• [DOCUMENT PASSAGE]:
The “blue screen of death.”
That’s what I sat there staring at. I had started working for Promise Keepers a couple of months earlier, and due to a very tight ministry budget, I had agreed to use my own personal laptop for ministry work until they could afford to purchase another. Lots of files, and programs, and documents were stored on it. And now all I had was an overpriced paper weight. I had lost everything.
That’s what happens when you try to push a computer beyond its capabilities. This costly example taught me that I can’t just keep putting more and more on a computer, in hopes that it forces the computer to do things it just wasn’t designed to do. The only result that can be expected is a crash.
Our spiritual lives are often much like this. In our efforts to walk closer to Jesus, many times we feel like we’re coming up short. We see our inadequacies and failures, and we determine that we must simply try harder. So we add more to our spiritual hard drive. We start teaching another Bible study. We increase our giving. We read more Christian books. We memorize more verses. And while all of these things are good, they don’t fix the problem. That’s because the problem isn’t about activity. The problem is much deeper. The problem is in the heart. Eventually, the result is always the spiritual “blue screen of death.”

• [PROVIDED RECORDS]:
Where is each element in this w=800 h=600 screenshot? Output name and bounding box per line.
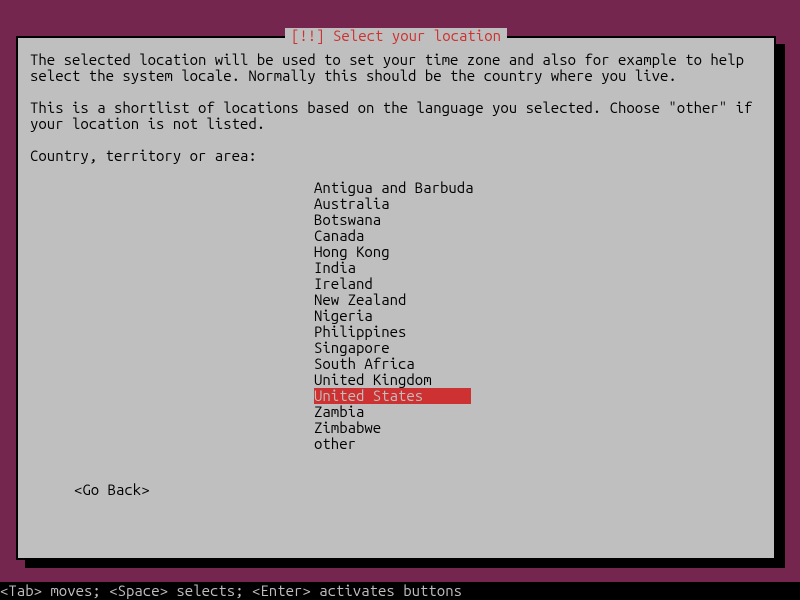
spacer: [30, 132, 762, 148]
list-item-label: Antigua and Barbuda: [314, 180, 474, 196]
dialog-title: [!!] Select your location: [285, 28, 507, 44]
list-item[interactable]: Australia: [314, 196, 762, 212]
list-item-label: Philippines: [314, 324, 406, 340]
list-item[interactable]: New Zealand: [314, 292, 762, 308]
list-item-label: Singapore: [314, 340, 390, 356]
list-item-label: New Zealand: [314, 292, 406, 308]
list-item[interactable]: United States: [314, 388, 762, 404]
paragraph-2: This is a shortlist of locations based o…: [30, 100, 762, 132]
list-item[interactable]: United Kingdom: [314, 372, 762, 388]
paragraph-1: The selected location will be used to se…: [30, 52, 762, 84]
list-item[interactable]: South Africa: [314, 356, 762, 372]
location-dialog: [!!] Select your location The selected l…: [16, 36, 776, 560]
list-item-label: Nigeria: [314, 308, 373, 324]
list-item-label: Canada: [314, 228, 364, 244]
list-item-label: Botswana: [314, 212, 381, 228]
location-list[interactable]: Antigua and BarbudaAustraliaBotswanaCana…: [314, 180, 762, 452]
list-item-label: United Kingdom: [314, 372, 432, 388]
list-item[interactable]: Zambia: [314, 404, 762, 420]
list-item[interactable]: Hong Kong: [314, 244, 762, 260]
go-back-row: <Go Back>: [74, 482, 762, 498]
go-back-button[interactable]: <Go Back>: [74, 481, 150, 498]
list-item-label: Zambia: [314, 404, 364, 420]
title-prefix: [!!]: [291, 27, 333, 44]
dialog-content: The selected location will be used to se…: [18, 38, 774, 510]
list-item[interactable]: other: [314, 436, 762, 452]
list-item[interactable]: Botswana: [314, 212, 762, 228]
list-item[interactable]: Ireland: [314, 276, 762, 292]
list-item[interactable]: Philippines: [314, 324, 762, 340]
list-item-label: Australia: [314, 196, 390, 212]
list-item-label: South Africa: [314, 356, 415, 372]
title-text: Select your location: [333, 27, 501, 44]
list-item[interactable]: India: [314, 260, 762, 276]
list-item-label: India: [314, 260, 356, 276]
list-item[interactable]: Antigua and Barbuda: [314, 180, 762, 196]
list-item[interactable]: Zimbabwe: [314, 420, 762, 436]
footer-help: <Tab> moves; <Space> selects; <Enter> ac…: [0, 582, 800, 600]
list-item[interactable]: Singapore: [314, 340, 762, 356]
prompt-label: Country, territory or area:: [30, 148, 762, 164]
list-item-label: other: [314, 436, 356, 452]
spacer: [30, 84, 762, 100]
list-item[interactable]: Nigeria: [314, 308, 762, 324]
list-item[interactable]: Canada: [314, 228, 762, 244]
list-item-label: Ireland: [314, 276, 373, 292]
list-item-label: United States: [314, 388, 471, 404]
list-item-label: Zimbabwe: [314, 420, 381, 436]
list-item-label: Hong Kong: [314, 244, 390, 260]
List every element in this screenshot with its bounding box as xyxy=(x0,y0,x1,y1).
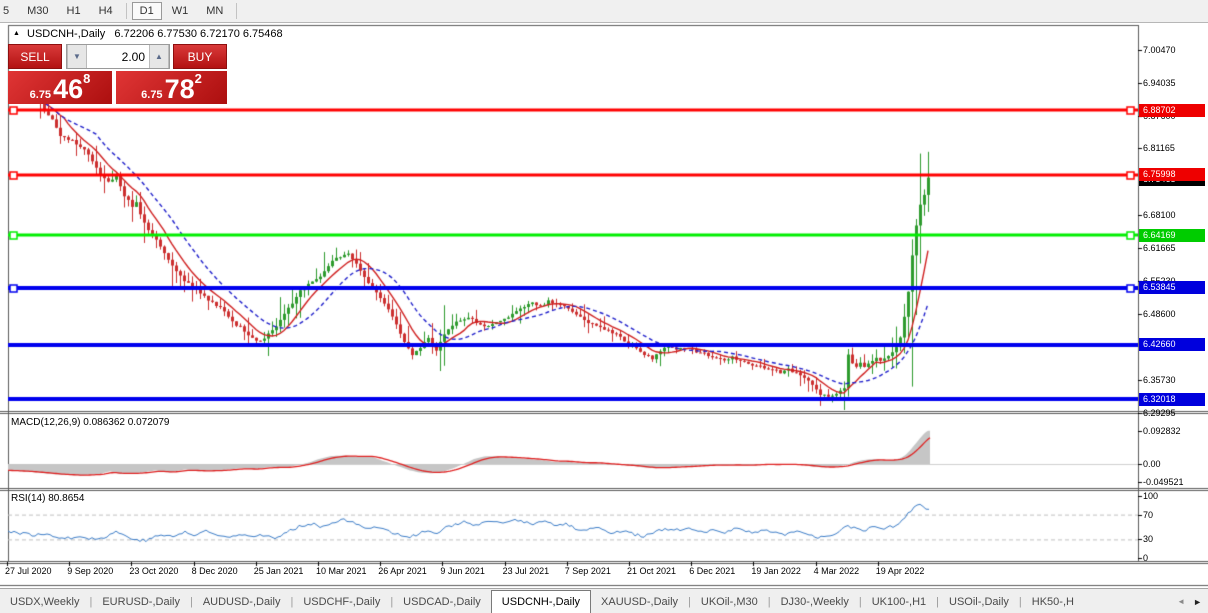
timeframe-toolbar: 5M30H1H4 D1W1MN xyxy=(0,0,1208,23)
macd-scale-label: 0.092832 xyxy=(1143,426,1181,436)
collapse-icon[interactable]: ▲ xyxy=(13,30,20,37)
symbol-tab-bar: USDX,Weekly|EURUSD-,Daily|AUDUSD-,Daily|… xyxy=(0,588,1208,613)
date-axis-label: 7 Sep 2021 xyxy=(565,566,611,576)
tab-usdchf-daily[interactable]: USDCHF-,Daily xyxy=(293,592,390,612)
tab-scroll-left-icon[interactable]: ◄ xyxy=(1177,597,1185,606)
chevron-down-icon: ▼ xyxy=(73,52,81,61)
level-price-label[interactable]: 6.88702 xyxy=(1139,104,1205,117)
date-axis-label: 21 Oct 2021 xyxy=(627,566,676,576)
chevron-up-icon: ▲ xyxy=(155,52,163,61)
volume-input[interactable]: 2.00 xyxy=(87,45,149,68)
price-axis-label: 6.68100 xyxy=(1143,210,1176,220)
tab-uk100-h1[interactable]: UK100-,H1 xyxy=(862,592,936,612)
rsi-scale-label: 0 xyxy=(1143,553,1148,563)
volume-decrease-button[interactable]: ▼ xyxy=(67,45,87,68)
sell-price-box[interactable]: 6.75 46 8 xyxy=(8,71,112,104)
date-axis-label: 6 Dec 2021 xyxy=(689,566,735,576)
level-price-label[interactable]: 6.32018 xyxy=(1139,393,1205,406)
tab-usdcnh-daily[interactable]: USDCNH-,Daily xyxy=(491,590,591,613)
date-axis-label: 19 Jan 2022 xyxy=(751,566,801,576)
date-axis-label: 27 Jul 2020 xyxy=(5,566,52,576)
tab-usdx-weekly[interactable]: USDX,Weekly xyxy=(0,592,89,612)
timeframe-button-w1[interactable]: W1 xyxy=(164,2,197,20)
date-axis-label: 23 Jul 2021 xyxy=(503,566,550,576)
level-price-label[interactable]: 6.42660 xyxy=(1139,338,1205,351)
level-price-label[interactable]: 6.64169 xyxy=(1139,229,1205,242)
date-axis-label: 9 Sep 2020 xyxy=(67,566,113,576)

• [DIRECTIVES]:
1: List every spiritual activity the devotional about the crashed laptop names as something people add to their "spiritual hard drive."
2: Extend the devotional about the crashed laptop with a few more paragraphs that pick up after its final sentence.

• [FINAL RESULTS]:
1:
- Teaching another Bible study
- Increasing giving
- Reading more Christian books
- Memorizing more verses

2:
Maybe as you read this, you’re already there. You’ve done it all: served on the committees;
attended all the services and meetings; gone on the mission trips; etc. And you’ve reached the point of complete spiritual burn out. You’ve been forced to step away from the grind of Christianity. You’re on the sidelines waiting for enough energy to jump back in again. But now you’re worried that this time the energy won’t return.
When a computer crashes, sometimes all you can do is reboot it. That may mean you’ve lost everything on the hard drive, and that you have to start all over again. And while that’s not a pleasant experience, it’s the only way to get the computer to work again.
It’s the same thing with a spiritual crash. You have to start over again. Forget all the extras that we’ve attached to religion; all of the things that 2,000 years of church tradition have convinced us we must be doing in order to be faithful. It isn’t always a pleasant experience, but in the end, it’s the only way to get our hearts working again.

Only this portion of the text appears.